→ **Provided data**

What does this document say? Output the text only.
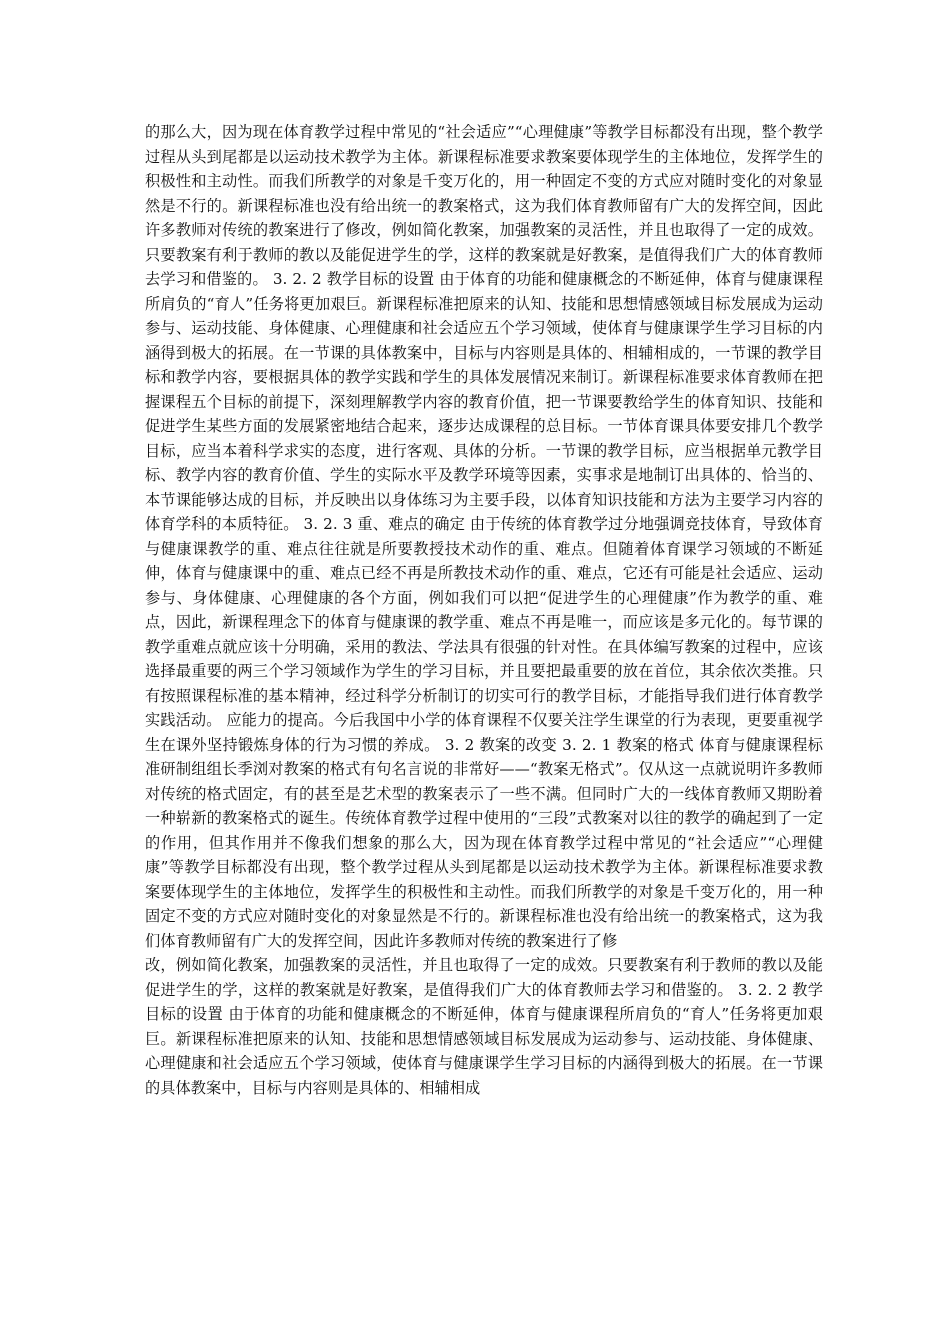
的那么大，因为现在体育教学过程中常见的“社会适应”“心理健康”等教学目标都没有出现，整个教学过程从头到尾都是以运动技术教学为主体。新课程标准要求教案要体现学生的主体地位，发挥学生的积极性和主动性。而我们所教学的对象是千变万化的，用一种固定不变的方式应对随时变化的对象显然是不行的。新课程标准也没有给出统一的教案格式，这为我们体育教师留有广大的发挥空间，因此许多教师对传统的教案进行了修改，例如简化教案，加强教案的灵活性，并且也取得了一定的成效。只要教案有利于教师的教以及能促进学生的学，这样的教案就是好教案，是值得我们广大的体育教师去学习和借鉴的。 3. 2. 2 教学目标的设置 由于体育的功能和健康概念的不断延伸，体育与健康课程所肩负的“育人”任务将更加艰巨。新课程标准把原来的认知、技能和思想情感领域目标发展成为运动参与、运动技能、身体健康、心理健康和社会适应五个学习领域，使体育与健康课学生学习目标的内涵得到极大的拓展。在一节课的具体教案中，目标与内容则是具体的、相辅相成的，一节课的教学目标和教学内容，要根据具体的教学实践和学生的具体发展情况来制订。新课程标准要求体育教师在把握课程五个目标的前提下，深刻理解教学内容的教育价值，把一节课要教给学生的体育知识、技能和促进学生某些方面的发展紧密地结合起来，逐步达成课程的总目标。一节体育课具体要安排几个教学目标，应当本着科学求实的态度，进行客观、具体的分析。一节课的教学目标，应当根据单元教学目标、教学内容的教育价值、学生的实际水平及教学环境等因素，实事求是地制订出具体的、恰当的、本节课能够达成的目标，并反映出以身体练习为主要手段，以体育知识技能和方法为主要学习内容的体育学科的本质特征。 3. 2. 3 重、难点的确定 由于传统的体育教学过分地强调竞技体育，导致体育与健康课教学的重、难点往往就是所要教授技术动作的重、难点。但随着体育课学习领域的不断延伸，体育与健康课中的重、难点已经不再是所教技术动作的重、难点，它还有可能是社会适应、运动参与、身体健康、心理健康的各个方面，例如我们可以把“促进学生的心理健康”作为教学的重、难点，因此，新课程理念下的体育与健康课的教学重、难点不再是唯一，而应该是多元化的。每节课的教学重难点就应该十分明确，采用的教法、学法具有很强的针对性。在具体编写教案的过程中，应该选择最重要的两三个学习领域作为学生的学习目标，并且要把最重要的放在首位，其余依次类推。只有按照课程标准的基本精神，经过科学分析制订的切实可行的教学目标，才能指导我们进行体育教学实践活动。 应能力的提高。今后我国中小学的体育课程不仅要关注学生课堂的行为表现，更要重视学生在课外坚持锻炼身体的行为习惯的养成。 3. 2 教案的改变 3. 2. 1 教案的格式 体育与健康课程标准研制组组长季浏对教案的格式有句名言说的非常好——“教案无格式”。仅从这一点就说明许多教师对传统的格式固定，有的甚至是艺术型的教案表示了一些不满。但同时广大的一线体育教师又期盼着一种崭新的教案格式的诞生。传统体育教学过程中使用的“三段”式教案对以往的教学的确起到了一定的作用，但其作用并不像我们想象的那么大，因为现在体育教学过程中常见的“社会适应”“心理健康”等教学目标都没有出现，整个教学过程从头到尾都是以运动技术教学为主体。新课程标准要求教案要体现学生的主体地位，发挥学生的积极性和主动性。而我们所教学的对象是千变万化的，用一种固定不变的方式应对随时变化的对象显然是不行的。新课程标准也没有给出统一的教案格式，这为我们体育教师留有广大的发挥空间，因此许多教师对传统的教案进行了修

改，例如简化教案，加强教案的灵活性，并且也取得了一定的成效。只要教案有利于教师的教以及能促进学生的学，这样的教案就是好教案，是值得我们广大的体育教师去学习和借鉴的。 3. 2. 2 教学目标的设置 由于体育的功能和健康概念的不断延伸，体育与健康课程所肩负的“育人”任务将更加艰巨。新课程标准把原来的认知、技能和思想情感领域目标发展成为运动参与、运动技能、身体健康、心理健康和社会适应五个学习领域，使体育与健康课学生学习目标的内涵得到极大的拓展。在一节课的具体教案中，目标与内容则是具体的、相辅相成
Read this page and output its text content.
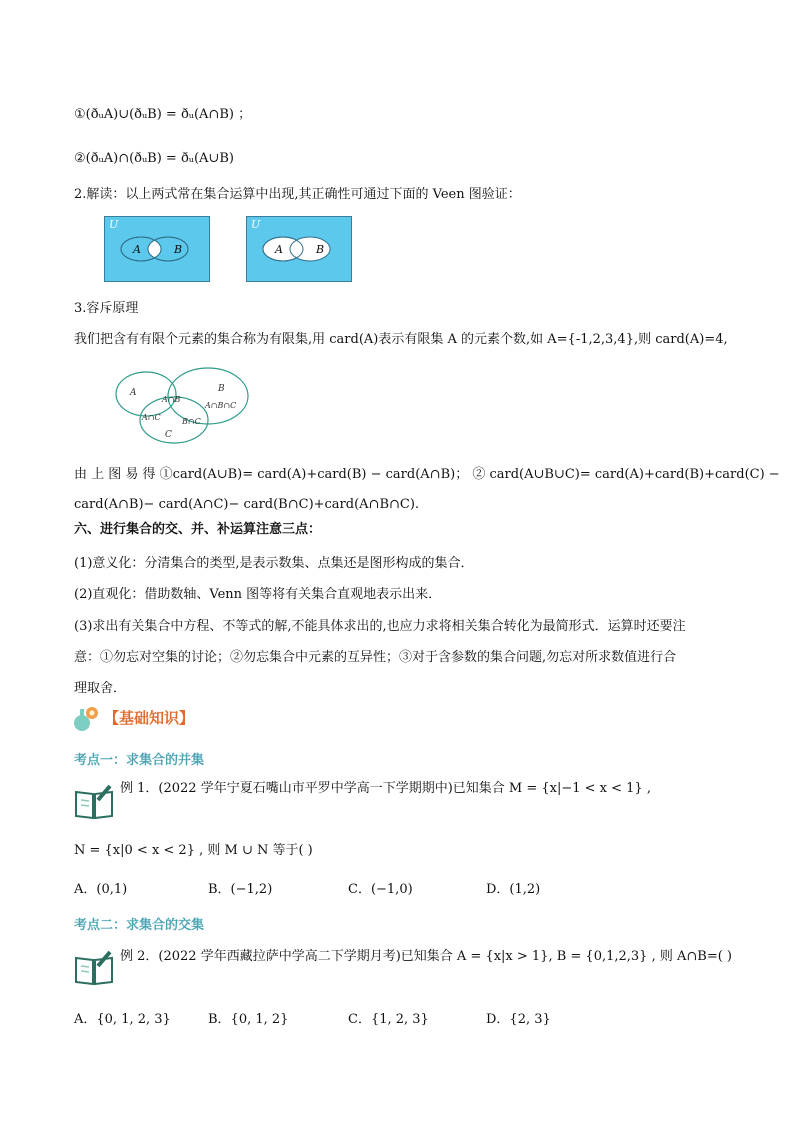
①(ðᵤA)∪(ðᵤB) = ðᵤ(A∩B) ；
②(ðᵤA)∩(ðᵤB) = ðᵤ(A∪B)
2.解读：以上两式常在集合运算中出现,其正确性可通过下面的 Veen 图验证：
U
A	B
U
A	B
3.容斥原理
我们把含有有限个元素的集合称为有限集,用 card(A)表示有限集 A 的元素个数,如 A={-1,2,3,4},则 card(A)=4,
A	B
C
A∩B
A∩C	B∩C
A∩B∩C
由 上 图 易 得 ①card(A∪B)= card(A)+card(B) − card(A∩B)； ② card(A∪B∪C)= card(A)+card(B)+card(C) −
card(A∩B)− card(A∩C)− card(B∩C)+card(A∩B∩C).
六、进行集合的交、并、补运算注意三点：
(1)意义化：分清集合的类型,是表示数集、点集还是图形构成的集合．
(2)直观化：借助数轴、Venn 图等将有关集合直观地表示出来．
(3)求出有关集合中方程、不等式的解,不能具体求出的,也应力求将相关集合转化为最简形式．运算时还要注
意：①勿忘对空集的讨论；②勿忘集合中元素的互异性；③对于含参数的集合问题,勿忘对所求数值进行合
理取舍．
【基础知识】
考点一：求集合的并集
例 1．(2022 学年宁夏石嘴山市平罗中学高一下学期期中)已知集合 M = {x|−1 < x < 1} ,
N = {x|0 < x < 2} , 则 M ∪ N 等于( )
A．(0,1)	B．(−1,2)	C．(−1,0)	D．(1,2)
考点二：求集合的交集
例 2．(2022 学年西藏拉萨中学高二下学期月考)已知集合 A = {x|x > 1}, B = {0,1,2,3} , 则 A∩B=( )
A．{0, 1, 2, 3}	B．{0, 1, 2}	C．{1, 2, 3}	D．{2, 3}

→ **Set exercise**
Every entry must be written out exactly, with all pictures left out.

→ **Solution to this exercise**
What does this document say? Output the text only.
的那么大，因为现在体育教学过程中常见的“社会适应”“心理健康”等教学目标都没有出现，整个教学过程从头到尾都是以运动技术教学为主体。新课程标准要求教案要体现学生的主体地位，发挥学生的积极性和主动性。而我们所教学的对象是千变万化的，用一种固定不变的方式应对随时变化的对象显然是不行的。新课程标准也没有给出统一的教案格式，这为我们体育教师留有广大的发挥空间，因此许多教师对传统的教案进行了修改，例如简化教案，加强教案的灵活性，并且也取得了一定的成效。只要教案有利于教师的教以及能促进学生的学，这样的教案就是好教案，是值得我们广大的体育教师去学习和借鉴的。 3. 2. 2 教学目标的设置 由于体育的功能和健康概念的不断延伸，体育与健康课程所肩负的“育人”任务将更加艰巨。新课程标准把原来的认知、技能和思想情感领域目标发展成为运动参与、运动技能、身体健康、心理健康和社会适应五个学习领域，使体育与健康课学生学习目标的内涵得到极大的拓展。在一节课的具体教案中，目标与内容则是具体的、相辅相成的，一节课的教学目标和教学内容，要根据具体的教学实践和学生的具体发展情况来制订。新课程标准要求体育教师在把握课程五个目标的前提下，深刻理解教学内容的教育价值，把一节课要教给学生的体育知识、技能和促进学生某些方面的发展紧密地结合起来，逐步达成课程的总目标。一节体育课具体要安排几个教学目标，应当本着科学求实的态度，进行客观、具体的分析。一节课的教学目标，应当根据单元教学目标、教学内容的教育价值、学生的实际水平及教学环境等因素，实事求是地制订出具体的、恰当的、本节课能够达成的目标，并反映出以身体练习为主要手段，以体育知识技能和方法为主要学习内容的体育学科的本质特征。 3. 2. 3 重、难点的确定 由于传统的体育教学过分地强调竞技体育，导致体育与健康课教学的重、难点往往就是所要教授技术动作的重、难点。但随着体育课学习领域的不断延伸，体育与健康课中的重、难点已经不再是所教技术动作的重、难点，它还有可能是社会适应、运动参与、身体健康、心理健康的各个方面，例如我们可以把“促进学生的心理健康”作为教学的重、难点，因此，新课程理念下的体育与健康课的教学重、难点不再是唯一，而应该是多元化的。每节课的教学重难点就应该十分明确，采用的教法、学法具有很强的针对性。在具体编写教案的过程中，应该选择最重要的两三个学习领域作为学生的学习目标，并且要把最重要的放在首位，其余依次类推。只有按照课程标准的基本精神，经过科学分析制订的切实可行的教学目标，才能指导我们进行体育教学实践活动。 应能力的提高。今后我国中小学的体育课程不仅要关注学生课堂的行为表现，更要重视学生在课外坚持锻炼身体的行为习惯的养成。 3. 2 教案的改变 3. 2. 1 教案的格式 体育与健康课程标准研制组组长季浏对教案的格式有句名言说的非常好——“教案无格式”。仅从这一点就说明许多教师对传统的格式固定，有的甚至是艺术型的教案表示了一些不满。但同时广大的一线体育教师又期盼着一种崭新的教案格式的诞生。传统体育教学过程中使用的“三段”式教案对以往的教学的确起到了一定的作用，但其作用并不像我们想象的那么大，因为现在体育教学过程中常见的“社会适应”“心理健康”等教学目标都没有出现，整个教学过程从头到尾都是以运动技术教学为主体。新课程标准要求教案要体现学生的主体地位，发挥学生的积极性和主动性。而我们所教学的对象是千变万化的，用一种固定不变的方式应对随时变化的对象显然是不行的。新课程标准也没有给出统一的教案格式，这为我们体育教师留有广大的发挥空间，因此许多教师对传统的教案进行了修

改，例如简化教案，加强教案的灵活性，并且也取得了一定的成效。只要教案有利于教师的教以及能促进学生的学，这样的教案就是好教案，是值得我们广大的体育教师去学习和借鉴的。 3. 2. 2 教学目标的设置 由于体育的功能和健康概念的不断延伸，体育与健康课程所肩负的“育人”任务将更加艰巨。新课程标准把原来的认知、技能和思想情感领域目标发展成为运动参与、运动技能、身体健康、心理健康和社会适应五个学习领域，使体育与健康课学生学习目标的内涵得到极大的拓展。在一节课的具体教案中，目标与内容则是具体的、相辅相成
Read this page and output its text content.
①(ðᵤA)∪(ðᵤB) = ðᵤ(A∩B) ；
②(ðᵤA)∩(ðᵤB) = ðᵤ(A∪B)
2.解读：以上两式常在集合运算中出现,其正确性可通过下面的 Veen 图验证：
U
A	B
U
A	B
3.容斥原理
我们把含有有限个元素的集合称为有限集,用 card(A)表示有限集 A 的元素个数,如 A={-1,2,3,4},则 card(A)=4,
A	B
C
A∩B
A∩C	B∩C
A∩B∩C
由 上 图 易 得 ①card(A∪B)= card(A)+card(B) − card(A∩B)； ② card(A∪B∪C)= card(A)+card(B)+card(C) −
card(A∩B)− card(A∩C)− card(B∩C)+card(A∩B∩C).
六、进行集合的交、并、补运算注意三点：
(1)意义化：分清集合的类型,是表示数集、点集还是图形构成的集合．
(2)直观化：借助数轴、Venn 图等将有关集合直观地表示出来．
(3)求出有关集合中方程、不等式的解,不能具体求出的,也应力求将相关集合转化为最简形式．运算时还要注
意：①勿忘对空集的讨论；②勿忘集合中元素的互异性；③对于含参数的集合问题,勿忘对所求数值进行合
理取舍．
【基础知识】
考点一：求集合的并集
例 1．(2022 学年宁夏石嘴山市平罗中学高一下学期期中)已知集合 M = {x|−1 < x < 1} ,
N = {x|0 < x < 2} , 则 M ∪ N 等于( )
A．(0,1)	B．(−1,2)	C．(−1,0)	D．(1,2)
考点二：求集合的交集
例 2．(2022 学年西藏拉萨中学高二下学期月考)已知集合 A = {x|x > 1}, B = {0,1,2,3} , 则 A∩B=( )
A．{0, 1, 2, 3}	B．{0, 1, 2}	C．{1, 2, 3}	D．{2, 3}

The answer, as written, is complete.